INPUT ROWS

■ ■ ■ ■

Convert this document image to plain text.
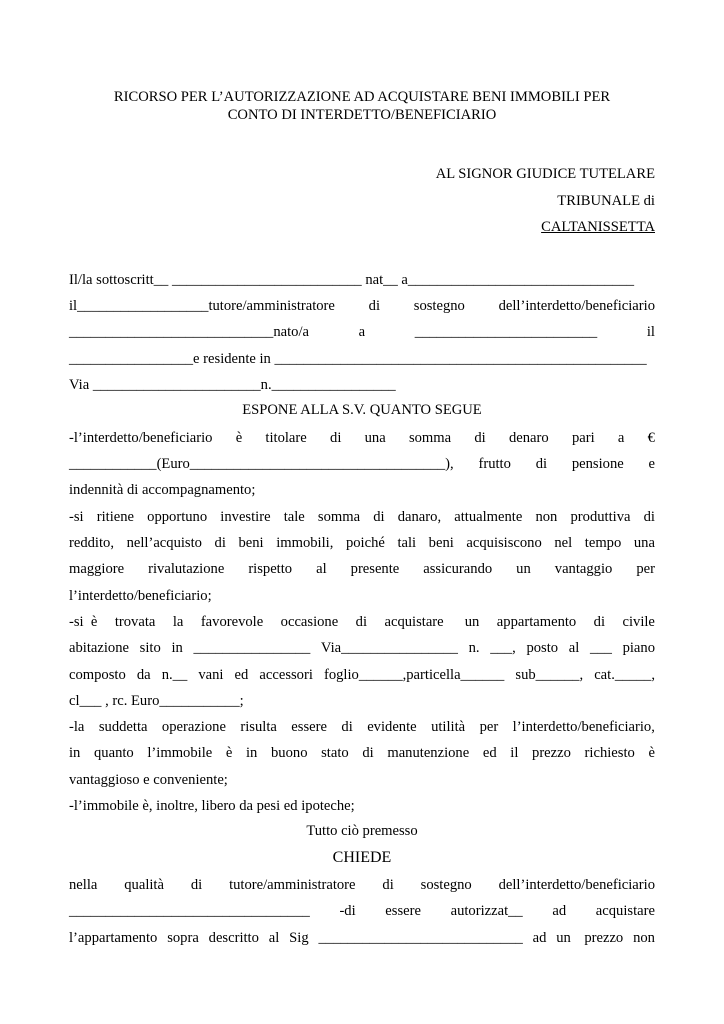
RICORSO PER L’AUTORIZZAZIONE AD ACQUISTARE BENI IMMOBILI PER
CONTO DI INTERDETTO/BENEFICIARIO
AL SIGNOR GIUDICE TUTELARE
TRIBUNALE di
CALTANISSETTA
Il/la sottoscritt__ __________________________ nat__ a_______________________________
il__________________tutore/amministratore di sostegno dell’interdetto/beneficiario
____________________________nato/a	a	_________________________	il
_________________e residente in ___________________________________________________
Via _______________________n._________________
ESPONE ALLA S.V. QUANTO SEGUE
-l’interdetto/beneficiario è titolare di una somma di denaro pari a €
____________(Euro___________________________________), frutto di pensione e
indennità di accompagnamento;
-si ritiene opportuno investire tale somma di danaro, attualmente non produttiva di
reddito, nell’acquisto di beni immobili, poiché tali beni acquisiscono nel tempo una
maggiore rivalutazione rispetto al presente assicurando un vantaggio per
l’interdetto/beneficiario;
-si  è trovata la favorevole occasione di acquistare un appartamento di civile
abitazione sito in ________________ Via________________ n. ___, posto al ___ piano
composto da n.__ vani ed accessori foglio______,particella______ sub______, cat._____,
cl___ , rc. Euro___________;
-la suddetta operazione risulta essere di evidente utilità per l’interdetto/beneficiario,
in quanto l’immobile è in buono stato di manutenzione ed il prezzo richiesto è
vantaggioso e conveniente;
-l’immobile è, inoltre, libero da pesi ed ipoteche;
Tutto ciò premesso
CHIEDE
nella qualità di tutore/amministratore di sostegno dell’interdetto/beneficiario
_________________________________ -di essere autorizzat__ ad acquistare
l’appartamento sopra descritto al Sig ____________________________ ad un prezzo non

■ ■ ■ ■

WHAT TO DO
From the material above, reproduce everything verbatim except the pictures.

WRITTEN SOLUTION
Convert this document image to plain text.
RICORSO PER L’AUTORIZZAZIONE AD ACQUISTARE BENI IMMOBILI PER
CONTO DI INTERDETTO/BENEFICIARIO
AL SIGNOR GIUDICE TUTELARE
TRIBUNALE di
CALTANISSETTA
Il/la sottoscritt__ __________________________ nat__ a_______________________________
il__________________tutore/amministratore di sostegno dell’interdetto/beneficiario
____________________________nato/a	a	_________________________	il
_________________e residente in ___________________________________________________
Via _______________________n._________________
ESPONE ALLA S.V. QUANTO SEGUE
-l’interdetto/beneficiario è titolare di una somma di denaro pari a €
____________(Euro___________________________________), frutto di pensione e
indennità di accompagnamento;
-si ritiene opportuno investire tale somma di danaro, attualmente non produttiva di
reddito, nell’acquisto di beni immobili, poiché tali beni acquisiscono nel tempo una
maggiore rivalutazione rispetto al presente assicurando un vantaggio per
l’interdetto/beneficiario;
-si  è trovata la favorevole occasione di acquistare un appartamento di civile
abitazione sito in ________________ Via________________ n. ___, posto al ___ piano
composto da n.__ vani ed accessori foglio______,particella______ sub______, cat._____,
cl___ , rc. Euro___________;
-la suddetta operazione risulta essere di evidente utilità per l’interdetto/beneficiario,
in quanto l’immobile è in buono stato di manutenzione ed il prezzo richiesto è
vantaggioso e conveniente;
-l’immobile è, inoltre, libero da pesi ed ipoteche;
Tutto ciò premesso
CHIEDE
nella qualità di tutore/amministratore di sostegno dell’interdetto/beneficiario
_________________________________ -di essere autorizzat__ ad acquistare
l’appartamento sopra descritto al Sig ____________________________ ad un prezzo non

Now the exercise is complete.